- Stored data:
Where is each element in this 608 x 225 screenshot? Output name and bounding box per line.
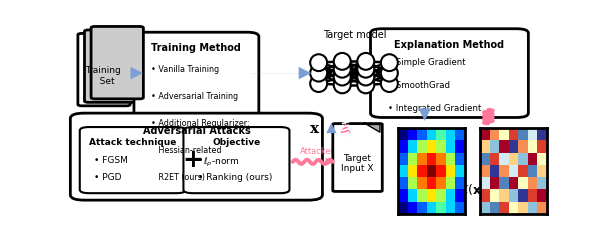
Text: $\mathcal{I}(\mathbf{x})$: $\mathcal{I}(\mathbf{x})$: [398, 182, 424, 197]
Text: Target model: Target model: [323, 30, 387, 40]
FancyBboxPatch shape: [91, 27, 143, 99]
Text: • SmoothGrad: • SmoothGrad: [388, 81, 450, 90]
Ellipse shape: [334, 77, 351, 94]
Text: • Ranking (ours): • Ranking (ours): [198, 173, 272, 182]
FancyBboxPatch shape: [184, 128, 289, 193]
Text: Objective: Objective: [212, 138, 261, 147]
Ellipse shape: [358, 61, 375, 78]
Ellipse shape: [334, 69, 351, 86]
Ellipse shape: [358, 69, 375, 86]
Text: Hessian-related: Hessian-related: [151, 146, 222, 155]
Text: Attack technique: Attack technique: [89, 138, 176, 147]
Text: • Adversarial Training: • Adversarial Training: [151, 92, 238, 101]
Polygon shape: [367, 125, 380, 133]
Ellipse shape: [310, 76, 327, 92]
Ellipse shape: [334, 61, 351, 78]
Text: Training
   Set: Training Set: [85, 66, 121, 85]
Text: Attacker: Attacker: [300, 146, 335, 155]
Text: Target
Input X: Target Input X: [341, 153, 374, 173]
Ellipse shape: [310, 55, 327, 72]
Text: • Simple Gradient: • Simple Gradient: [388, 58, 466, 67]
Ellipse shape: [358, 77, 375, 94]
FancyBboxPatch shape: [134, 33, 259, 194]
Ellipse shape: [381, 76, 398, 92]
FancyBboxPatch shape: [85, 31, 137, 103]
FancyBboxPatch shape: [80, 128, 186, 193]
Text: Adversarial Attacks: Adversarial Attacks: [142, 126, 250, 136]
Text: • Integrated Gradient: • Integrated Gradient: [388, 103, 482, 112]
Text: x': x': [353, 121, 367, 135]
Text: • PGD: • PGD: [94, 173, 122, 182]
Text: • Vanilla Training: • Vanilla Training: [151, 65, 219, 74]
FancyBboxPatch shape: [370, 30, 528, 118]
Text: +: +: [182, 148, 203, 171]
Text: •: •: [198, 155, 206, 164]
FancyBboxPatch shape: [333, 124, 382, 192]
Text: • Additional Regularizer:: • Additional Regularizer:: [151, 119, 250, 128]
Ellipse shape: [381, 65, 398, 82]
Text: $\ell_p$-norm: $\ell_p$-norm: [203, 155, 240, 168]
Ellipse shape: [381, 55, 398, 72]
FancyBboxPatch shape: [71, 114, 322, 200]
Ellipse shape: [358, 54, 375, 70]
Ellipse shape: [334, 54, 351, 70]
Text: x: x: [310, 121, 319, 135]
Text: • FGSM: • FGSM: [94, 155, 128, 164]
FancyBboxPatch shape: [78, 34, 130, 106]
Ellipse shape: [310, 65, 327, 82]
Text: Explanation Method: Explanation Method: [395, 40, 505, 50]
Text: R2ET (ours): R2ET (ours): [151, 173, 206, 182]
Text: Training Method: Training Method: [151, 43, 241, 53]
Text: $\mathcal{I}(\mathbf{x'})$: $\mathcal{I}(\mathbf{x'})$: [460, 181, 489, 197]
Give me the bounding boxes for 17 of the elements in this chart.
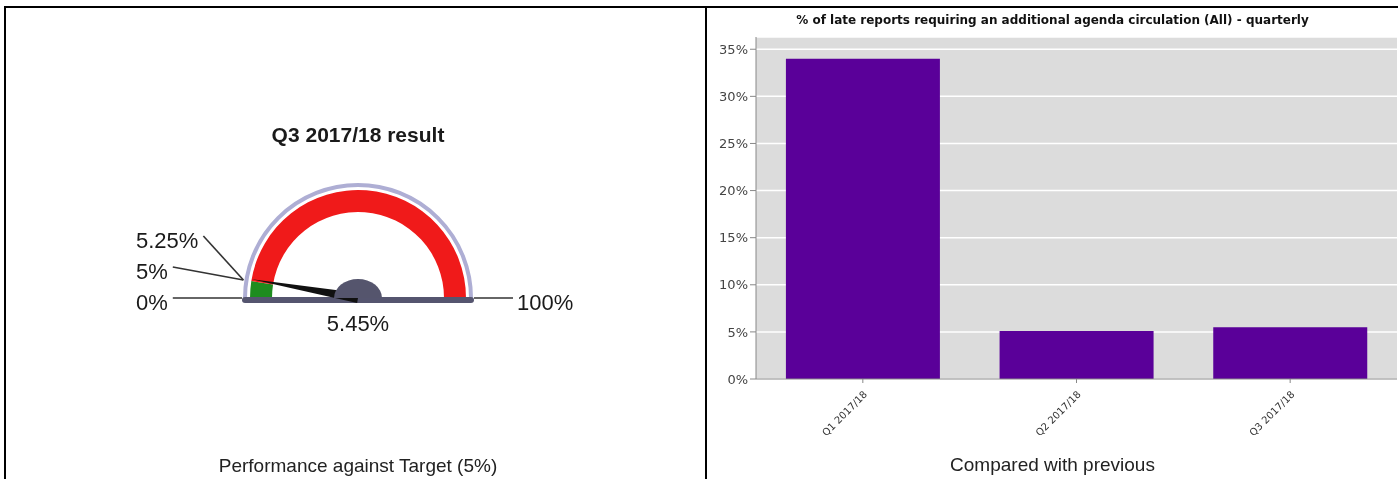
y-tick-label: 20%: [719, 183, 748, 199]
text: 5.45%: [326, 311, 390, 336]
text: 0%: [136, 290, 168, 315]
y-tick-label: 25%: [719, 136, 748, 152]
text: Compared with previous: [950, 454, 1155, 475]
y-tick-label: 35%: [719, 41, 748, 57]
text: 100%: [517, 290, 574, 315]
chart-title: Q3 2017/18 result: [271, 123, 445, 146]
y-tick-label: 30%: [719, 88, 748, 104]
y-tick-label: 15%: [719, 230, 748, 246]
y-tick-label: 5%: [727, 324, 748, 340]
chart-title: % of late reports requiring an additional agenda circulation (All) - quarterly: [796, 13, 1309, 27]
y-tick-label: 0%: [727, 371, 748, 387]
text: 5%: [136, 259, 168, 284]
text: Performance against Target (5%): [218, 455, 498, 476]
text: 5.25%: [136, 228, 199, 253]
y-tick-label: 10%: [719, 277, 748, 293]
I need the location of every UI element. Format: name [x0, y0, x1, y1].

- WHAT TO WORK ON:
Rewrite the records from the line with "y-tick-label: 20%: [719, 183, 748, 199]" up to and including the line with "y-tick-label: 5%: [727, 324, 748, 340]", switching "y-tick-label" to "axis-tick" and leaving everything else the same.

- ANSWER TO THE PROBLEM:
axis-tick: 20%: [719, 183, 748, 199]
text: 5.45%: [326, 311, 390, 336]
text: 0%: [136, 290, 168, 315]
axis-tick: 25%: [719, 136, 748, 152]
text: Compared with previous: [950, 454, 1155, 475]
axis-tick: 35%: [719, 41, 748, 57]
text: 100%: [517, 290, 574, 315]
chart-title: Q3 2017/18 result: [271, 123, 445, 146]
axis-tick: 30%: [719, 88, 748, 104]
axis-tick: 15%: [719, 230, 748, 246]
axis-tick: 5%: [727, 324, 748, 340]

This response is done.